- Aim: Every record that follows must be duplicated exactly, with images left out.

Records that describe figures
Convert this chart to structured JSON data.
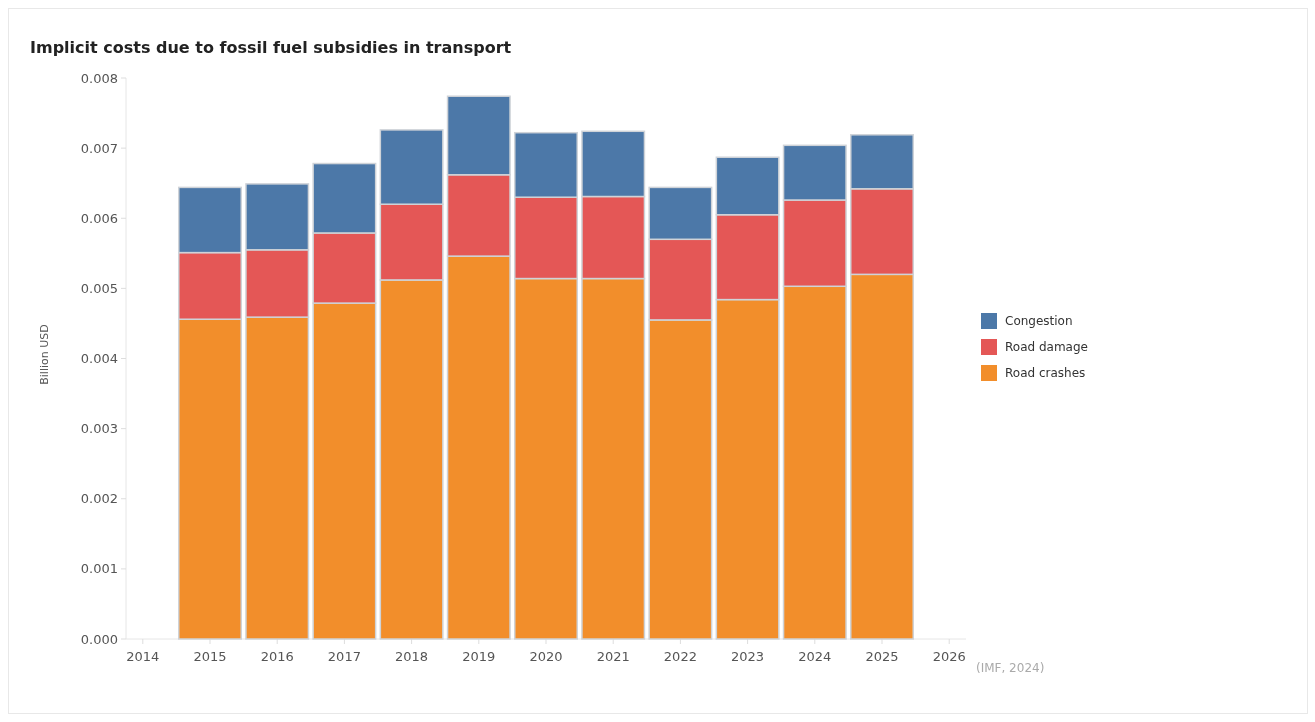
{
  "chart_data": {
    "type": "bar",
    "title": "Implicit costs due to fossil fuel subsidies in transport",
    "ylabel": "Billion USD",
    "stacked": true,
    "x": [
      2015,
      2016,
      2017,
      2018,
      2019,
      2020,
      2021,
      2022,
      2023,
      2024,
      2025
    ],
    "series": [
      {
        "name": "Road crashes",
        "color": "#f28e2b",
        "values": [
          0.00456,
          0.00459,
          0.00479,
          0.00512,
          0.00546,
          0.00514,
          0.00514,
          0.00455,
          0.00484,
          0.00503,
          0.0052
        ]
      },
      {
        "name": "Road damage",
        "color": "#e45756",
        "values": [
          0.00095,
          0.00096,
          0.001,
          0.00108,
          0.00116,
          0.00116,
          0.00117,
          0.00115,
          0.00121,
          0.00123,
          0.00122
        ]
      },
      {
        "name": "Congestion",
        "color": "#4c78a8",
        "values": [
          0.00093,
          0.00094,
          0.00099,
          0.00106,
          0.00112,
          0.00092,
          0.00093,
          0.00074,
          0.00082,
          0.00078,
          0.00077
        ]
      }
    ],
    "xlim": [
      2013.75,
      2026.25
    ],
    "xticks": [
      2014,
      2015,
      2016,
      2017,
      2018,
      2019,
      2020,
      2021,
      2022,
      2023,
      2024,
      2025,
      2026
    ],
    "ylim": [
      0,
      0.008
    ],
    "yticks": [
      {
        "value": 0,
        "label": "0.000"
      },
      {
        "value": 0.001,
        "label": "0.001"
      },
      {
        "value": 0.002,
        "label": "0.002"
      },
      {
        "value": 0.003,
        "label": "0.003"
      },
      {
        "value": 0.004,
        "label": "0.004"
      },
      {
        "value": 0.005,
        "label": "0.005"
      },
      {
        "value": 0.006,
        "label": "0.006"
      },
      {
        "value": 0.007,
        "label": "0.007"
      },
      {
        "value": 0.008,
        "label": "0.008"
      }
    ],
    "legend": "right",
    "annotations": [
      "(IMF, 2024)"
    ]
  }
}
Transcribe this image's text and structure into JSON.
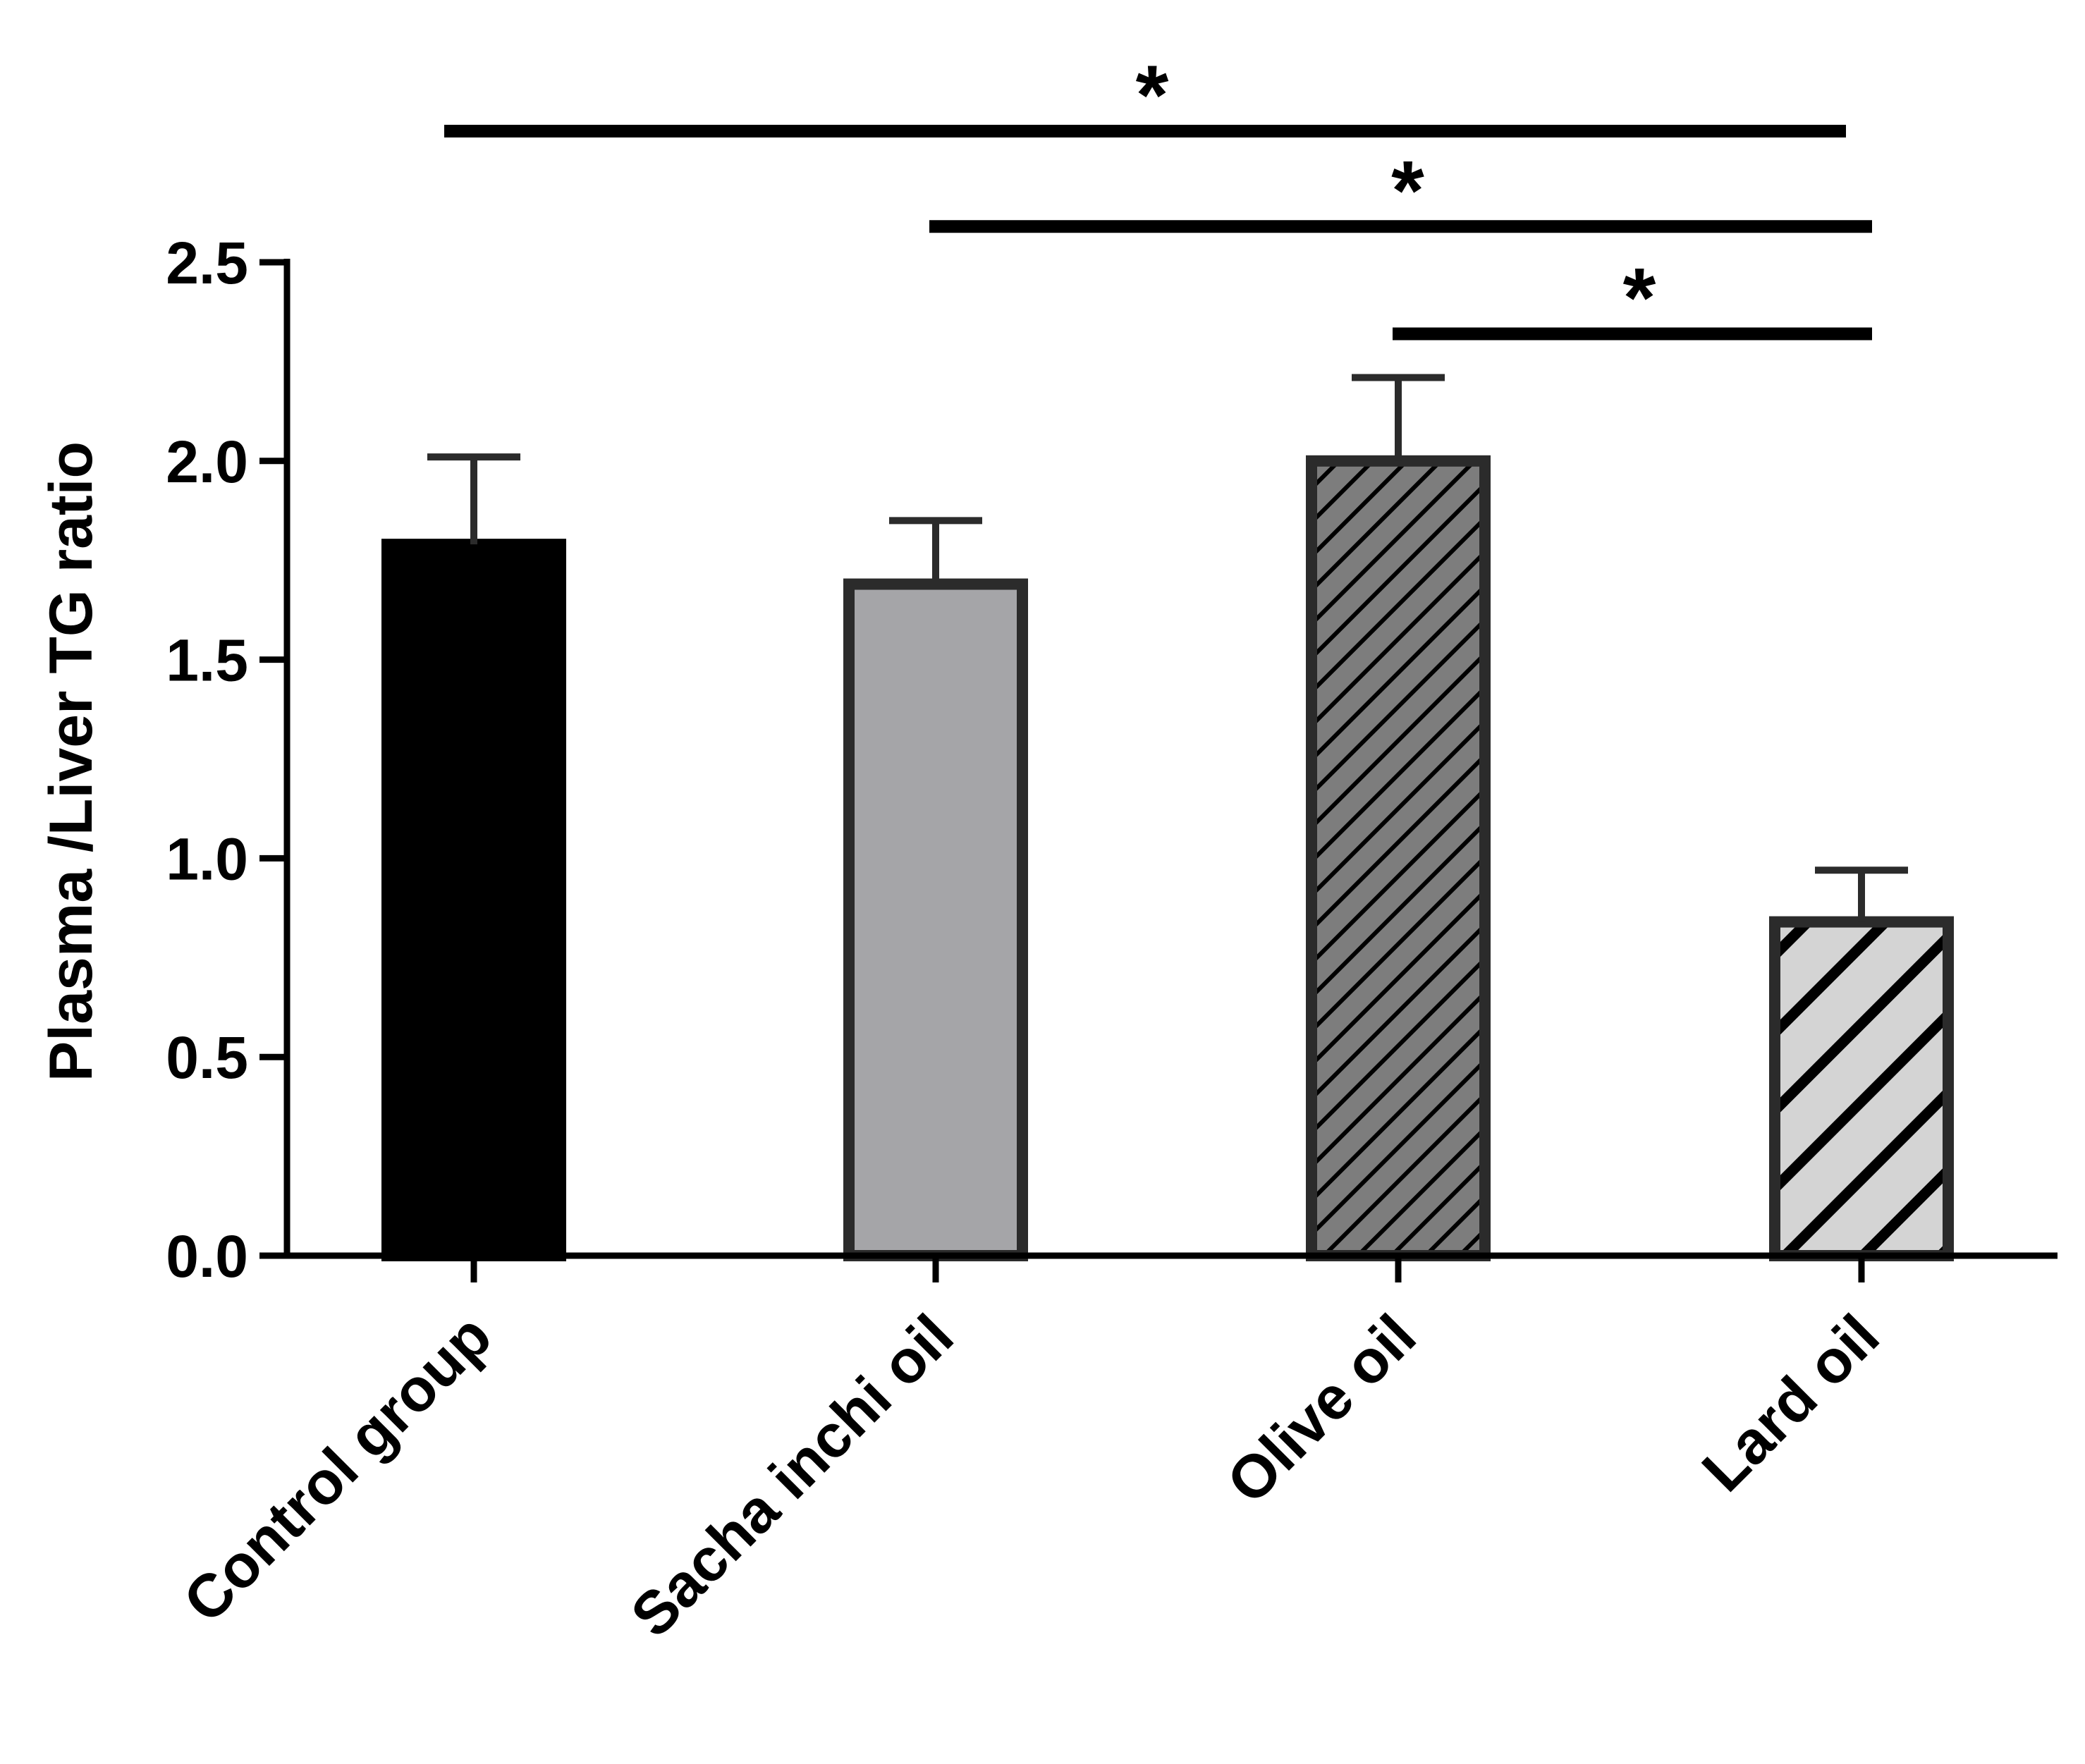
{
  "chart_data": {
    "type": "bar",
    "title": "",
    "xlabel": "",
    "ylabel": "Plasma /Liver TG ratio",
    "ylim": [
      0,
      2.5
    ],
    "yticks": [
      0.0,
      0.5,
      1.0,
      1.5,
      2.0,
      2.5
    ],
    "ytick_labels": [
      "0.0",
      "0.5",
      "1.0",
      "1.5",
      "2.0",
      "2.5"
    ],
    "categories": [
      "Control group",
      "Sacha inchi oil",
      "Olive oil",
      "Lard oil"
    ],
    "values": [
      1.79,
      1.69,
      2.0,
      0.84
    ],
    "errors": [
      0.22,
      0.16,
      0.21,
      0.13
    ],
    "significance": [
      {
        "from": 0,
        "to": 3,
        "label": "*",
        "y": 2.83
      },
      {
        "from": 1,
        "to": 3,
        "label": "*",
        "y": 2.59
      },
      {
        "from": 2,
        "to": 3,
        "label": "*",
        "y": 2.32
      }
    ],
    "bar_styles": [
      {
        "fill": "#000000",
        "pattern": "solid"
      },
      {
        "fill": "#a5a5a8",
        "pattern": "solid"
      },
      {
        "fill": "#7d7d7d",
        "pattern": "dense-diagonal"
      },
      {
        "fill": "#d4d4d4",
        "pattern": "wide-diagonal"
      }
    ],
    "colors": {
      "axis": "#000000",
      "bar_edge": "#2b2b2b"
    }
  }
}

- Finished task:
Convert this chart to structured JSON data.
{
  "chart_data": {
    "type": "bar",
    "title": "Implicit costs due to fossil fuel subsidies in transport",
    "ylabel": "Billion USD",
    "stacked": true,
    "x": [
      2015,
      2016,
      2017,
      2018,
      2019,
      2020,
      2021,
      2022,
      2023,
      2024,
      2025
    ],
    "series": [
      {
        "name": "Road crashes",
        "color": "#f28e2b",
        "values": [
          0.00456,
          0.00459,
          0.00479,
          0.00512,
          0.00546,
          0.00514,
          0.00514,
          0.00455,
          0.00484,
          0.00503,
          0.0052
        ]
      },
      {
        "name": "Road damage",
        "color": "#e45756",
        "values": [
          0.00095,
          0.00096,
          0.001,
          0.00108,
          0.00116,
          0.00116,
          0.00117,
          0.00115,
          0.00121,
          0.00123,
          0.00122
        ]
      },
      {
        "name": "Congestion",
        "color": "#4c78a8",
        "values": [
          0.00093,
          0.00094,
          0.00099,
          0.00106,
          0.00112,
          0.00092,
          0.00093,
          0.00074,
          0.00082,
          0.00078,
          0.00077
        ]
      }
    ],
    "xlim": [
      2013.75,
      2026.25
    ],
    "xticks": [
      2014,
      2015,
      2016,
      2017,
      2018,
      2019,
      2020,
      2021,
      2022,
      2023,
      2024,
      2025,
      2026
    ],
    "ylim": [
      0,
      0.008
    ],
    "yticks": [
      {
        "value": 0,
        "label": "0.000"
      },
      {
        "value": 0.001,
        "label": "0.001"
      },
      {
        "value": 0.002,
        "label": "0.002"
      },
      {
        "value": 0.003,
        "label": "0.003"
      },
      {
        "value": 0.004,
        "label": "0.004"
      },
      {
        "value": 0.005,
        "label": "0.005"
      },
      {
        "value": 0.006,
        "label": "0.006"
      },
      {
        "value": 0.007,
        "label": "0.007"
      },
      {
        "value": 0.008,
        "label": "0.008"
      }
    ],
    "legend": "right",
    "annotations": [
      "(IMF, 2024)"
    ]
  }
}
Transcribe this image's text and structure into JSON.
{
  "chart_data": {
    "type": "bar",
    "title": "",
    "xlabel": "",
    "ylabel": "Plasma /Liver TG ratio",
    "ylim": [
      0,
      2.5
    ],
    "yticks": [
      0.0,
      0.5,
      1.0,
      1.5,
      2.0,
      2.5
    ],
    "ytick_labels": [
      "0.0",
      "0.5",
      "1.0",
      "1.5",
      "2.0",
      "2.5"
    ],
    "categories": [
      "Control group",
      "Sacha inchi oil",
      "Olive oil",
      "Lard oil"
    ],
    "values": [
      1.79,
      1.69,
      2.0,
      0.84
    ],
    "errors": [
      0.22,
      0.16,
      0.21,
      0.13
    ],
    "significance": [
      {
        "from": 0,
        "to": 3,
        "label": "*",
        "y": 2.83
      },
      {
        "from": 1,
        "to": 3,
        "label": "*",
        "y": 2.59
      },
      {
        "from": 2,
        "to": 3,
        "label": "*",
        "y": 2.32
      }
    ],
    "bar_styles": [
      {
        "fill": "#000000",
        "pattern": "solid"
      },
      {
        "fill": "#a5a5a8",
        "pattern": "solid"
      },
      {
        "fill": "#7d7d7d",
        "pattern": "dense-diagonal"
      },
      {
        "fill": "#d4d4d4",
        "pattern": "wide-diagonal"
      }
    ],
    "colors": {
      "axis": "#000000",
      "bar_edge": "#2b2b2b"
    }
  }
}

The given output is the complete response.